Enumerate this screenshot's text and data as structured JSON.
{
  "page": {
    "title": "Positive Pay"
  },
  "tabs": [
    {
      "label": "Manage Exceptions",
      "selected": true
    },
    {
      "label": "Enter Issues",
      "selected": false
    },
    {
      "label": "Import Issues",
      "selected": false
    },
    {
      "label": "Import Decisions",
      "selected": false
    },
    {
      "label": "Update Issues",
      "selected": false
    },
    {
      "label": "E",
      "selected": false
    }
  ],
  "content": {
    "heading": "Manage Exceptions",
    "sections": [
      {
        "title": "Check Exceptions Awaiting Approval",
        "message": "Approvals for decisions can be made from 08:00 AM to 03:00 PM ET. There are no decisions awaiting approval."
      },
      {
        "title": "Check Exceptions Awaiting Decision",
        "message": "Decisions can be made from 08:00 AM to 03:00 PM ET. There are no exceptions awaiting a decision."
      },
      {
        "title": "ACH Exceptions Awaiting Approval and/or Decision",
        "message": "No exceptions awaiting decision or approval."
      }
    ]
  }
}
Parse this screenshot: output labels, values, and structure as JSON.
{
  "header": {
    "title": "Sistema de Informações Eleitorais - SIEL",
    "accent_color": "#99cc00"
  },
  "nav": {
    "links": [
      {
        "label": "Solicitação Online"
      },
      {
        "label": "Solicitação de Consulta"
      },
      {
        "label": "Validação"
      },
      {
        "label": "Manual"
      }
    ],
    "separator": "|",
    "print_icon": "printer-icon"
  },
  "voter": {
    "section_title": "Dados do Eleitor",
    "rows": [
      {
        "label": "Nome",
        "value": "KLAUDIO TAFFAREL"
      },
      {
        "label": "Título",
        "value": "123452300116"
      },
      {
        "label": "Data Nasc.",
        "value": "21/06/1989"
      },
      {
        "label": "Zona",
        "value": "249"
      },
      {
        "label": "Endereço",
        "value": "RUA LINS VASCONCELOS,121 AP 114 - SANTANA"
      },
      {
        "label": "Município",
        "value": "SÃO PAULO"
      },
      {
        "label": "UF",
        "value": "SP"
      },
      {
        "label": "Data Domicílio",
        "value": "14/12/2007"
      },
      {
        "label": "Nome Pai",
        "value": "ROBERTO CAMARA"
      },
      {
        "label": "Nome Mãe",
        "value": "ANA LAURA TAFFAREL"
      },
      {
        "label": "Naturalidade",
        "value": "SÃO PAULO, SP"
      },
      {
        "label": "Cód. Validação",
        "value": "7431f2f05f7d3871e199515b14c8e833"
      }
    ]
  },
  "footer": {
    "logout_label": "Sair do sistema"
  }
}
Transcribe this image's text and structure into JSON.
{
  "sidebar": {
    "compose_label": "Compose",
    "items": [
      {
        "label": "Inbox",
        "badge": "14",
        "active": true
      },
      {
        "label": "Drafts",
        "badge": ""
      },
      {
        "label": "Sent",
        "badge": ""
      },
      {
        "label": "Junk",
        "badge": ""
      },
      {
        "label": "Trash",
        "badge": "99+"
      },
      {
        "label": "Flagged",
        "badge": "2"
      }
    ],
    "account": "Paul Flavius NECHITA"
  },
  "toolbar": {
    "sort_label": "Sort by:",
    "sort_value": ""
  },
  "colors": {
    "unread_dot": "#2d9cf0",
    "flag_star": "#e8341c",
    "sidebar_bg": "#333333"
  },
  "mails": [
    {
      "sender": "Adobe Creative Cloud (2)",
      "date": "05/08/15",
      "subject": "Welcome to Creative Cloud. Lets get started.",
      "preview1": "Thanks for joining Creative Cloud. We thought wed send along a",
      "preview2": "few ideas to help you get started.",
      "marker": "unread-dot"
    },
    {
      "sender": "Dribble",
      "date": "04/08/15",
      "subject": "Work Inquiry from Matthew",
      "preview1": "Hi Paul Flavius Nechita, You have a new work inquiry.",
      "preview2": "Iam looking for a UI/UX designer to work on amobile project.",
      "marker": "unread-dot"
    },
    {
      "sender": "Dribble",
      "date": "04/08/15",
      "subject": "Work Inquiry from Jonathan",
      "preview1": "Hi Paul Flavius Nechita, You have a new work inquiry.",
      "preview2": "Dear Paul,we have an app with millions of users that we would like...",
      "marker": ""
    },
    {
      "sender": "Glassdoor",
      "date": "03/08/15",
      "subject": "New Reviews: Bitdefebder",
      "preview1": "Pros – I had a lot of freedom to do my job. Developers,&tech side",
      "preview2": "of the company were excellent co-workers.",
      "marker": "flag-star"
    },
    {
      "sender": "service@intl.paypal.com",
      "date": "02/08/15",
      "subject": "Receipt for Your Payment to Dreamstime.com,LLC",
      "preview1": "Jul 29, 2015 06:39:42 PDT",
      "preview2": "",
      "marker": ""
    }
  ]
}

◇ ◇ ◇ ◇

◆ **Aim of the exercise**:
Output the entries exactly.

◆ **Task output**:
Enumerate this screenshot's text and data as structured JSON.
{
  "page": {
    "title": "Positive Pay"
  },
  "tabs": [
    {
      "label": "Manage Exceptions",
      "selected": true
    },
    {
      "label": "Enter Issues",
      "selected": false
    },
    {
      "label": "Import Issues",
      "selected": false
    },
    {
      "label": "Import Decisions",
      "selected": false
    },
    {
      "label": "Update Issues",
      "selected": false
    },
    {
      "label": "E",
      "selected": false
    }
  ],
  "content": {
    "heading": "Manage Exceptions",
    "sections": [
      {
        "title": "Check Exceptions Awaiting Approval",
        "message": "Approvals for decisions can be made from 08:00 AM to 03:00 PM ET. There are no decisions awaiting approval."
      },
      {
        "title": "Check Exceptions Awaiting Decision",
        "message": "Decisions can be made from 08:00 AM to 03:00 PM ET. There are no exceptions awaiting a decision."
      },
      {
        "title": "ACH Exceptions Awaiting Approval and/or Decision",
        "message": "No exceptions awaiting decision or approval."
      }
    ]
  }
}
Parse this screenshot: output labels, values, and structure as JSON.
{
  "header": {
    "title": "Sistema de Informações Eleitorais - SIEL",
    "accent_color": "#99cc00"
  },
  "nav": {
    "links": [
      {
        "label": "Solicitação Online"
      },
      {
        "label": "Solicitação de Consulta"
      },
      {
        "label": "Validação"
      },
      {
        "label": "Manual"
      }
    ],
    "separator": "|",
    "print_icon": "printer-icon"
  },
  "voter": {
    "section_title": "Dados do Eleitor",
    "rows": [
      {
        "label": "Nome",
        "value": "KLAUDIO TAFFAREL"
      },
      {
        "label": "Título",
        "value": "123452300116"
      },
      {
        "label": "Data Nasc.",
        "value": "21/06/1989"
      },
      {
        "label": "Zona",
        "value": "249"
      },
      {
        "label": "Endereço",
        "value": "RUA LINS VASCONCELOS,121 AP 114 - SANTANA"
      },
      {
        "label": "Município",
        "value": "SÃO PAULO"
      },
      {
        "label": "UF",
        "value": "SP"
      },
      {
        "label": "Data Domicílio",
        "value": "14/12/2007"
      },
      {
        "label": "Nome Pai",
        "value": "ROBERTO CAMARA"
      },
      {
        "label": "Nome Mãe",
        "value": "ANA LAURA TAFFAREL"
      },
      {
        "label": "Naturalidade",
        "value": "SÃO PAULO, SP"
      },
      {
        "label": "Cód. Validação",
        "value": "7431f2f05f7d3871e199515b14c8e833"
      }
    ]
  },
  "footer": {
    "logout_label": "Sair do sistema"
  }
}
Transcribe this image's text and structure into JSON.
{
  "sidebar": {
    "compose_label": "Compose",
    "items": [
      {
        "label": "Inbox",
        "badge": "14",
        "active": true
      },
      {
        "label": "Drafts",
        "badge": ""
      },
      {
        "label": "Sent",
        "badge": ""
      },
      {
        "label": "Junk",
        "badge": ""
      },
      {
        "label": "Trash",
        "badge": "99+"
      },
      {
        "label": "Flagged",
        "badge": "2"
      }
    ],
    "account": "Paul Flavius NECHITA"
  },
  "toolbar": {
    "sort_label": "Sort by:",
    "sort_value": ""
  },
  "colors": {
    "unread_dot": "#2d9cf0",
    "flag_star": "#e8341c",
    "sidebar_bg": "#333333"
  },
  "mails": [
    {
      "sender": "Adobe Creative Cloud (2)",
      "date": "05/08/15",
      "subject": "Welcome to Creative Cloud. Lets get started.",
      "preview1": "Thanks for joining Creative Cloud. We thought wed send along a",
      "preview2": "few ideas to help you get started.",
      "marker": "unread-dot"
    },
    {
      "sender": "Dribble",
      "date": "04/08/15",
      "subject": "Work Inquiry from Matthew",
      "preview1": "Hi Paul Flavius Nechita, You have a new work inquiry.",
      "preview2": "Iam looking for a UI/UX designer to work on amobile project.",
      "marker": "unread-dot"
    },
    {
      "sender": "Dribble",
      "date": "04/08/15",
      "subject": "Work Inquiry from Jonathan",
      "preview1": "Hi Paul Flavius Nechita, You have a new work inquiry.",
      "preview2": "Dear Paul,we have an app with millions of users that we would like...",
      "marker": ""
    },
    {
      "sender": "Glassdoor",
      "date": "03/08/15",
      "subject": "New Reviews: Bitdefebder",
      "preview1": "Pros – I had a lot of freedom to do my job. Developers,&tech side",
      "preview2": "of the company were excellent co-workers.",
      "marker": "flag-star"
    },
    {
      "sender": "service@intl.paypal.com",
      "date": "02/08/15",
      "subject": "Receipt for Your Payment to Dreamstime.com,LLC",
      "preview1": "Jul 29, 2015 06:39:42 PDT",
      "preview2": "",
      "marker": ""
    }
  ]
}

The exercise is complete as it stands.